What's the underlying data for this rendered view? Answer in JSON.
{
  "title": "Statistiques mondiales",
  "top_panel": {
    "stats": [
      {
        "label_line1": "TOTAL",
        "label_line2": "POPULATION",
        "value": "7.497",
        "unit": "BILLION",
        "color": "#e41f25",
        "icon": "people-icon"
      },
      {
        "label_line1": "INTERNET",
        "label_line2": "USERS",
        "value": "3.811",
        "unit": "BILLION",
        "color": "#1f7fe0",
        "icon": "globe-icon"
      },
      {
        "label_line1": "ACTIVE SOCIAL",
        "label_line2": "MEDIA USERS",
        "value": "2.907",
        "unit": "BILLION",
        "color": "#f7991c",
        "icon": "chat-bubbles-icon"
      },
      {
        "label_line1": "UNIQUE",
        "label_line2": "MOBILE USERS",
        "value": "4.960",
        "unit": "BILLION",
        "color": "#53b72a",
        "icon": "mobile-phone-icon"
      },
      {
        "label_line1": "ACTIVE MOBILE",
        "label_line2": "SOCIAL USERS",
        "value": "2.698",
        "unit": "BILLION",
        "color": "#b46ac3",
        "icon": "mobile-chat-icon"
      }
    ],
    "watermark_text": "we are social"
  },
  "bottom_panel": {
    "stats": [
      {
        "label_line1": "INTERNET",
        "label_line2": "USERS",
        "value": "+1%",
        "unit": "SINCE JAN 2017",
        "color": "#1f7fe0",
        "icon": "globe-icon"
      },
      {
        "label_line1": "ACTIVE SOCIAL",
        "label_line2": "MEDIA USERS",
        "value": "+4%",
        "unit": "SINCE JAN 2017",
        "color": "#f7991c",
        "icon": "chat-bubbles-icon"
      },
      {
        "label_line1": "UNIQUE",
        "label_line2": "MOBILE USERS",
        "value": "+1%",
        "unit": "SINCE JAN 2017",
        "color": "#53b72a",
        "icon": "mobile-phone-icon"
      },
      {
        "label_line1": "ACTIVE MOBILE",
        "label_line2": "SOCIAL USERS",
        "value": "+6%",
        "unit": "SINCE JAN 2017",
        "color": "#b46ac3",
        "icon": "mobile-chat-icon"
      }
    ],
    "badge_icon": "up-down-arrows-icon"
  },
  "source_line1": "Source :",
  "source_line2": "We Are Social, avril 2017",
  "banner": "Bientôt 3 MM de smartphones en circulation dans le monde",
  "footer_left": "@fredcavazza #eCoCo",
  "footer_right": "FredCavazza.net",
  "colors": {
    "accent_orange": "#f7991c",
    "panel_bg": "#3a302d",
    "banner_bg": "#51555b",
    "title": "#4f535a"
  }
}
+ + + +
▶ _SET TASK_
Print all of the entries exactly as they are written.

▶ _SOLUTION TO THE EXERCISE_
What's the underlying data for this rendered view? Answer in JSON.
{
  "title": "Statistiques mondiales",
  "top_panel": {
    "stats": [
      {
        "label_line1": "TOTAL",
        "label_line2": "POPULATION",
        "value": "7.497",
        "unit": "BILLION",
        "color": "#e41f25",
        "icon": "people-icon"
      },
      {
        "label_line1": "INTERNET",
        "label_line2": "USERS",
        "value": "3.811",
        "unit": "BILLION",
        "color": "#1f7fe0",
        "icon": "globe-icon"
      },
      {
        "label_line1": "ACTIVE SOCIAL",
        "label_line2": "MEDIA USERS",
        "value": "2.907",
        "unit": "BILLION",
        "color": "#f7991c",
        "icon": "chat-bubbles-icon"
      },
      {
        "label_line1": "UNIQUE",
        "label_line2": "MOBILE USERS",
        "value": "4.960",
        "unit": "BILLION",
        "color": "#53b72a",
        "icon": "mobile-phone-icon"
      },
      {
        "label_line1": "ACTIVE MOBILE",
        "label_line2": "SOCIAL USERS",
        "value": "2.698",
        "unit": "BILLION",
        "color": "#b46ac3",
        "icon": "mobile-chat-icon"
      }
    ],
    "watermark_text": "we are social"
  },
  "bottom_panel": {
    "stats": [
      {
        "label_line1": "INTERNET",
        "label_line2": "USERS",
        "value": "+1%",
        "unit": "SINCE JAN 2017",
        "color": "#1f7fe0",
        "icon": "globe-icon"
      },
      {
        "label_line1": "ACTIVE SOCIAL",
        "label_line2": "MEDIA USERS",
        "value": "+4%",
        "unit": "SINCE JAN 2017",
        "color": "#f7991c",
        "icon": "chat-bubbles-icon"
      },
      {
        "label_line1": "UNIQUE",
        "label_line2": "MOBILE USERS",
        "value": "+1%",
        "unit": "SINCE JAN 2017",
        "color": "#53b72a",
        "icon": "mobile-phone-icon"
      },
      {
        "label_line1": "ACTIVE MOBILE",
        "label_line2": "SOCIAL USERS",
        "value": "+6%",
        "unit": "SINCE JAN 2017",
        "color": "#b46ac3",
        "icon": "mobile-chat-icon"
      }
    ],
    "badge_icon": "up-down-arrows-icon"
  },
  "source_line1": "Source :",
  "source_line2": "We Are Social, avril 2017",
  "banner": "Bientôt 3 MM de smartphones en circulation dans le monde",
  "footer_left": "@fredcavazza #eCoCo",
  "footer_right": "FredCavazza.net",
  "colors": {
    "accent_orange": "#f7991c",
    "panel_bg": "#3a302d",
    "banner_bg": "#51555b",
    "title": "#4f535a"
  }
}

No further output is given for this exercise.